TASK DETAILS ▸ Quote the entries word for word. Omit the pictures.
··········
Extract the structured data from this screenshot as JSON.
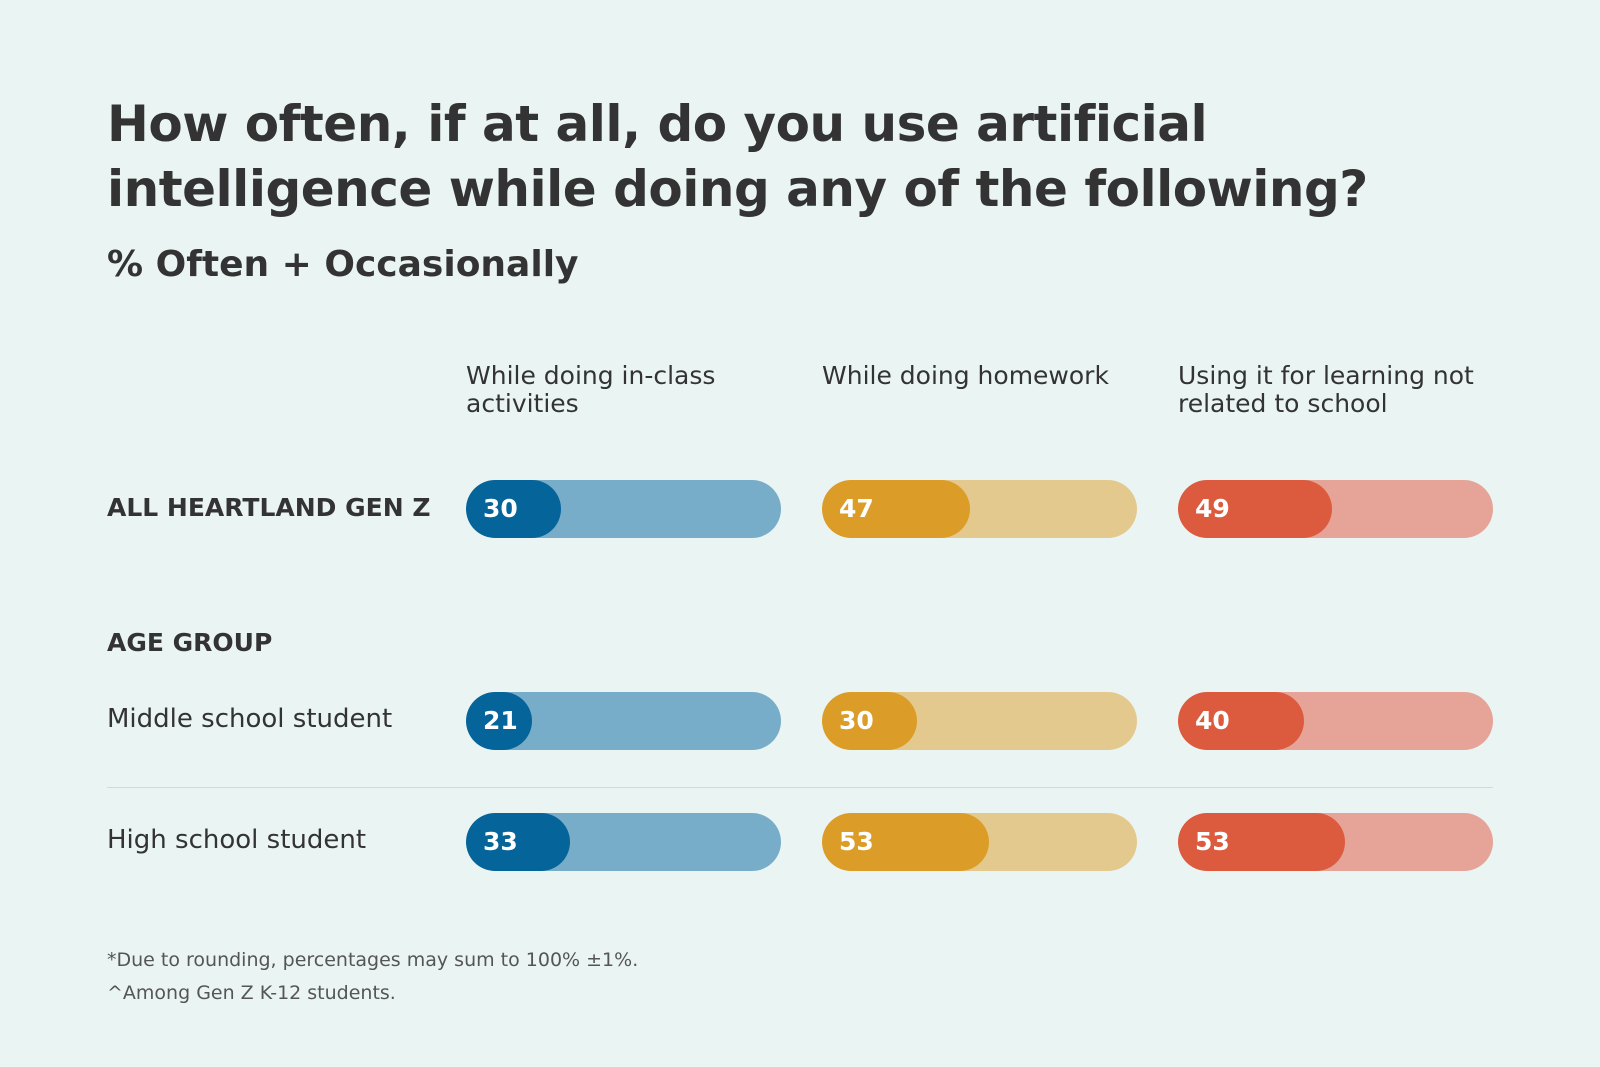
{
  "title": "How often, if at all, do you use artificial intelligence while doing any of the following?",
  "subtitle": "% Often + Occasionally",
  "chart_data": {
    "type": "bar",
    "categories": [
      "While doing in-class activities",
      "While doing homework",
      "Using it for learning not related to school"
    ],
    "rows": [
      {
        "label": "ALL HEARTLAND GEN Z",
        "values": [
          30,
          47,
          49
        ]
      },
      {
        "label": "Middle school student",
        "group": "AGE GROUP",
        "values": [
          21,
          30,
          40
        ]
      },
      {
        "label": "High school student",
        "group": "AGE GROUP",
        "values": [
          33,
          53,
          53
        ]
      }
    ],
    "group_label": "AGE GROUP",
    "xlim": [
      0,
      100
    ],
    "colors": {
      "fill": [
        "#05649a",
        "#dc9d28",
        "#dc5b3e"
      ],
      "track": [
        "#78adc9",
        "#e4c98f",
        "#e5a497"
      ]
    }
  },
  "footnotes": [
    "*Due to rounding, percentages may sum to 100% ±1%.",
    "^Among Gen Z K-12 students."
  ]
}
··········
SOLUTION TO THE PROBLEM ▸
Extract the structured data from this screenshot as JSON.
{
  "title": "How often, if at all, do you use artificial intelligence while doing any of the following?",
  "subtitle": "% Often + Occasionally",
  "chart_data": {
    "type": "bar",
    "categories": [
      "While doing in-class activities",
      "While doing homework",
      "Using it for learning not related to school"
    ],
    "rows": [
      {
        "label": "ALL HEARTLAND GEN Z",
        "values": [
          30,
          47,
          49
        ]
      },
      {
        "label": "Middle school student",
        "group": "AGE GROUP",
        "values": [
          21,
          30,
          40
        ]
      },
      {
        "label": "High school student",
        "group": "AGE GROUP",
        "values": [
          33,
          53,
          53
        ]
      }
    ],
    "group_label": "AGE GROUP",
    "xlim": [
      0,
      100
    ],
    "colors": {
      "fill": [
        "#05649a",
        "#dc9d28",
        "#dc5b3e"
      ],
      "track": [
        "#78adc9",
        "#e4c98f",
        "#e5a497"
      ]
    }
  },
  "footnotes": [
    "*Due to rounding, percentages may sum to 100% ±1%.",
    "^Among Gen Z K-12 students."
  ]
}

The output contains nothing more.